**SELECTION:**
• • • •

Why Deutsche Bahn feels unreliable and how probabilities could fix it

Deutsche Bahn is basically Germany's national sport (everyone complains about it, yet everyone talks about it), it's the universal small talk topic and public enemy #1 for punctuality-obsessed Germans. And apparently, there are reasons for that.


During my first semester in Northern Germany, I got my initial taste of train travel. Back then, my semester ticket only worked for local trains in the land where my university was located. But honestly? I was absolutely thrilled. Just the possibility of hopping on a train every hour (sometimes even every half-hour!) to cruise up to the Danish border or gaze at the North Sea felt like magic.


And then came the game-changer. Deutschland-Ticket upgrade arrived for my semester ticket: slightly higher semester fee, but now valid across all of Germany on local transport. In October 2023, during semester break, I decided to put it to the test. I planned a route using only local trains (where the Germany-Ticket works). Started in Kiel, wound through the western part (Hamburg, Bremen, Münster, Dusseldorf, Frankfurt, Stuttgart) down to southern Friedrichshafen, then looped back through central Germany (Regensburg, Leipzig, Magdeburg, Lüneburg). You can check my route here.


In total, it took 31 train changes and 2,600 km to complete the loop. I spent one day in Frankfurt, a few days in Friedrichshafen, and a few days in Regensburg. In other cities, I mostly spent 1-2 hours wandering around the city centers. I didn't have any major problems, neither significant delays (more than 15 minutes) nor cancellations.

Local trains achieve punctuality rates over 90% almost nationwide. Sure, things go wrong sometimes, but significantly less than in long-distance traffic. According to DB's 1H 2025 report, the Germany-Ticket has about 13.5 million monthly users and shows high customer acceptance.

• • • •

**RECORDS TO PROCESS:**

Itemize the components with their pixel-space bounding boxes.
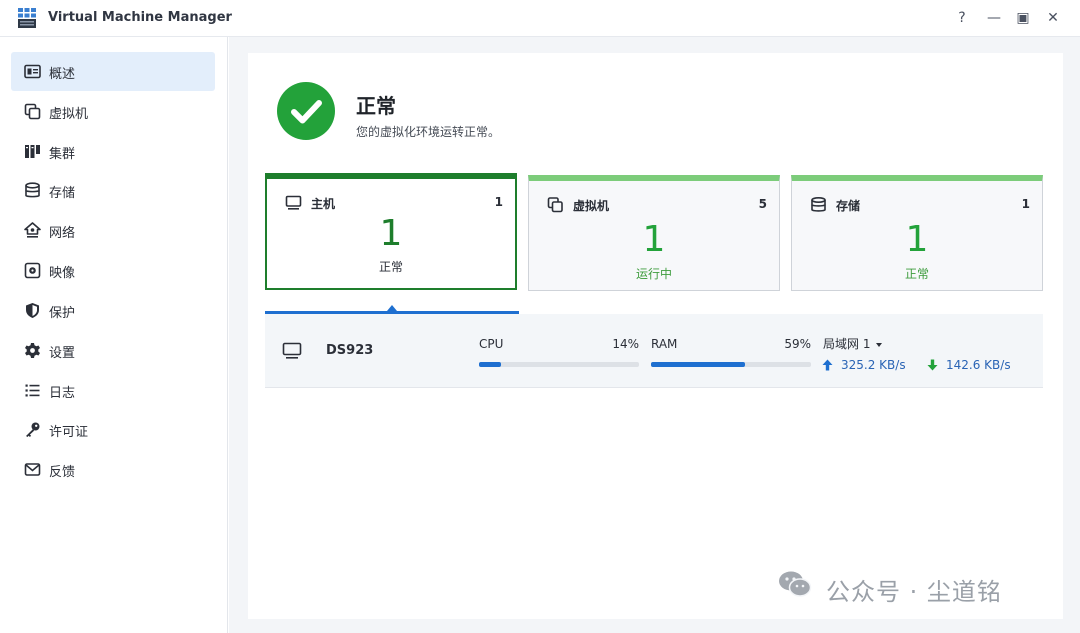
sidebar-item-label: 存储 [49,186,76,201]
ram-percent: 59% [784,337,811,351]
sidebar-item-label: 概述 [49,67,76,82]
sidebar-item-label: 日志 [49,386,76,401]
key-icon [26,422,40,437]
card-value: 1 [905,219,929,260]
upload-rate: 325.2 KB/s [822,358,906,372]
virtual-machine-icon [547,197,563,213]
gear-icon [25,343,40,358]
host-card[interactable]: 主机 1 1 正常 [265,173,517,290]
monitor-icon [285,195,302,210]
sidebar-item-label: 反馈 [49,465,76,480]
sidebar-item-license[interactable]: 许可证 [11,410,215,449]
storage-icon [25,182,40,198]
host-row[interactable]: DS923 CPU 14% RAM 59% 局域网 1 325.2 KB/s 1… [265,314,1043,388]
sidebar-item-virtual-machine[interactable]: 虚拟机 [11,92,215,131]
arrow-down-icon [927,359,938,371]
ram-usage-fill [651,362,746,367]
sidebar-item-feedback[interactable]: 反馈 [11,450,215,489]
check-circle-icon [277,82,335,140]
sidebar: 概述 虚拟机 集群 存储 网络 映像 保护 设置 日志 许可证 反馈 [0,37,228,633]
storage-icon [811,197,826,212]
monitor-icon [282,342,302,359]
main-area: 正常 您的虚拟化环境运转正常。 主机 1 1 正常 虚拟机 5 1 运行中 存储… [229,37,1080,633]
sidebar-item-label: 设置 [49,346,76,361]
sidebar-item-log[interactable]: 日志 [11,371,215,410]
app-logo-icon [18,8,36,28]
help-button[interactable]: ? [952,8,972,28]
sidebar-item-storage[interactable]: 存储 [11,171,215,210]
storage-card[interactable]: 存储 1 1 正常 [791,175,1043,291]
card-status: 正常 [378,260,403,274]
download-rate-value: 142.6 KB/s [946,358,1011,372]
network-select-label: 局域网 1 [823,337,871,351]
minimize-button[interactable]: — [984,8,1004,28]
sidebar-item-label: 网络 [49,226,76,241]
wechat-icon [779,571,812,597]
card-value: 1 [642,219,666,260]
virtual-machine-card[interactable]: 虚拟机 5 1 运行中 [528,175,780,291]
card-title: 存储 [836,199,861,213]
ram-usage-bar [651,362,811,367]
card-title: 主机 [311,197,336,211]
network-icon [24,222,41,238]
network-select[interactable]: 局域网 1 [823,335,883,352]
sidebar-item-settings[interactable]: 设置 [11,331,215,370]
chevron-down-icon [876,342,883,347]
sidebar-item-label: 保护 [49,306,76,321]
status-description: 您的虚拟化环境运转正常。 [356,125,501,139]
sidebar-item-cluster[interactable]: 集群 [11,132,215,171]
image-icon [24,262,41,279]
close-button[interactable]: ✕ [1043,8,1063,28]
title-bar: Virtual Machine Manager ? — ▣ ✕ [0,0,1080,37]
overview-icon [24,64,41,79]
card-status: 正常 [904,267,929,281]
cpu-usage-fill [479,362,502,367]
card-count: 5 [758,197,767,211]
shield-icon [26,303,39,318]
card-count: 1 [1021,197,1030,211]
ram-label: RAM [651,337,678,351]
card-value: 1 [379,213,403,254]
sidebar-item-label: 虚拟机 [49,107,89,122]
sidebar-item-label: 映像 [49,266,76,281]
cpu-usage-bar [479,362,639,367]
mail-icon [24,463,41,476]
window-title: Virtual Machine Manager [48,10,232,25]
download-rate: 142.6 KB/s [927,358,1011,372]
sidebar-item-overview[interactable]: 概述 [11,52,215,91]
log-list-icon [25,384,40,397]
card-title: 虚拟机 [573,199,610,213]
sidebar-item-label: 集群 [49,147,76,162]
virtual-machine-icon [24,103,41,120]
sidebar-item-protection[interactable]: 保护 [11,291,215,330]
status-title: 正常 [356,94,396,118]
host-name: DS923 [326,343,374,358]
cpu-percent: 14% [612,337,639,351]
watermark-text: 公众号 · 尘道铭 [826,578,1002,606]
card-status: 运行中 [635,267,672,281]
sidebar-item-label: 许可证 [49,425,89,440]
sidebar-item-network[interactable]: 网络 [11,211,215,250]
upload-rate-value: 325.2 KB/s [841,358,906,372]
arrow-up-icon [822,359,833,371]
cpu-label: CPU [479,337,504,351]
card-count: 1 [494,195,503,209]
maximize-button[interactable]: ▣ [1013,8,1033,28]
sidebar-item-image[interactable]: 映像 [11,251,215,290]
overview-panel: 正常 您的虚拟化环境运转正常。 主机 1 1 正常 虚拟机 5 1 运行中 存储… [248,53,1063,619]
cluster-icon [25,145,40,158]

• • • •

**GOALS:**
1. Rewrite everything from "Why Deutsche Bahn" down to "reasons for that." in the post on Deutsche Bahn, putting "favorite pastime" in place of "national sport".
2. Reproduce the records word for word, everything from the line containing "sidebar-item-label: 存储 [49,186,76,201]" down to the line containing "card-count: 5 [758,197,767,211]", with both of those lines included.

**RESPONSES:**
1.
Why Deutsche Bahn feels unreliable and how probabilities could fix it

Deutsche Bahn is basically Germany's favorite pastime (everyone complains about it, yet everyone talks about it), it's the universal small talk topic and public enemy #1 for punctuality-obsessed Germans. And apparently, there are reasons for that.

2.
sidebar-item-label: 存储 [49,186,76,201]
ram-percent: 59% [784,337,811,351]
sidebar-item-label: 概述 [49,67,76,82]
sidebar-item-label: 日志 [49,386,76,401]
key-icon [26,422,40,437]
card-value: 1 [905,219,929,260]
upload-rate: 325.2 KB/s [822,358,906,372]
virtual-machine-icon [547,197,563,213]
gear-icon [25,343,40,358]
host-card[interactable]: 主机 1 1 正常 [265,173,517,290]
monitor-icon [285,195,302,210]
sidebar-item-label: 反馈 [49,465,76,480]
sidebar-item-license[interactable]: 许可证 [11,410,215,449]
storage-icon [25,182,40,198]
host-row[interactable]: DS923 CPU 14% RAM 59% 局域网 1 325.2 KB/s 1… [265,314,1043,388]
sidebar-item-virtual-machine[interactable]: 虚拟机 [11,92,215,131]
arrow-down-icon [927,359,938,371]
ram-usage-fill [651,362,746,367]
sidebar-item-feedback[interactable]: 反馈 [11,450,215,489]
check-circle-icon [277,82,335,140]
sidebar: 概述 虚拟机 集群 存储 网络 映像 保护 设置 日志 许可证 反馈 [0,37,228,633]
storage-icon [811,197,826,212]
monitor-icon [282,342,302,359]
main-area: 正常 您的虚拟化环境运转正常。 主机 1 1 正常 虚拟机 5 1 运行中 存储… [229,37,1080,633]
sidebar-item-label: 设置 [49,346,76,361]
sidebar-item-log[interactable]: 日志 [11,371,215,410]
app-logo-icon [18,8,36,28]
help-button[interactable]: ? [952,8,972,28]
sidebar-item-storage[interactable]: 存储 [11,171,215,210]
storage-card[interactable]: 存储 1 1 正常 [791,175,1043,291]
card-status: 正常 [378,260,403,274]
download-rate-value: 142.6 KB/s [946,358,1011,372]
network-select-label: 局域网 1 [823,337,871,351]
minimize-button[interactable]: — [984,8,1004,28]
sidebar-item-label: 网络 [49,226,76,241]
wechat-icon [779,571,812,597]
card-value: 1 [642,219,666,260]
virtual-machine-card[interactable]: 虚拟机 5 1 运行中 [528,175,780,291]
card-title: 存储 [836,199,861,213]
ram-usage-bar [651,362,811,367]
card-title: 主机 [311,197,336,211]
network-icon [24,222,41,238]
network-select[interactable]: 局域网 1 [823,335,883,352]
sidebar-item-settings[interactable]: 设置 [11,331,215,370]
chevron-down-icon [876,342,883,347]
sidebar-item-label: 保护 [49,306,76,321]
status-description: 您的虚拟化环境运转正常。 [356,125,501,139]
sidebar-item-cluster[interactable]: 集群 [11,132,215,171]
image-icon [24,262,41,279]
close-button[interactable]: ✕ [1043,8,1063,28]
title-bar: Virtual Machine Manager ? — ▣ ✕ [0,0,1080,37]
overview-icon [24,64,41,79]
card-status: 正常 [904,267,929,281]
cpu-usage-fill [479,362,502,367]
card-count: 5 [758,197,767,211]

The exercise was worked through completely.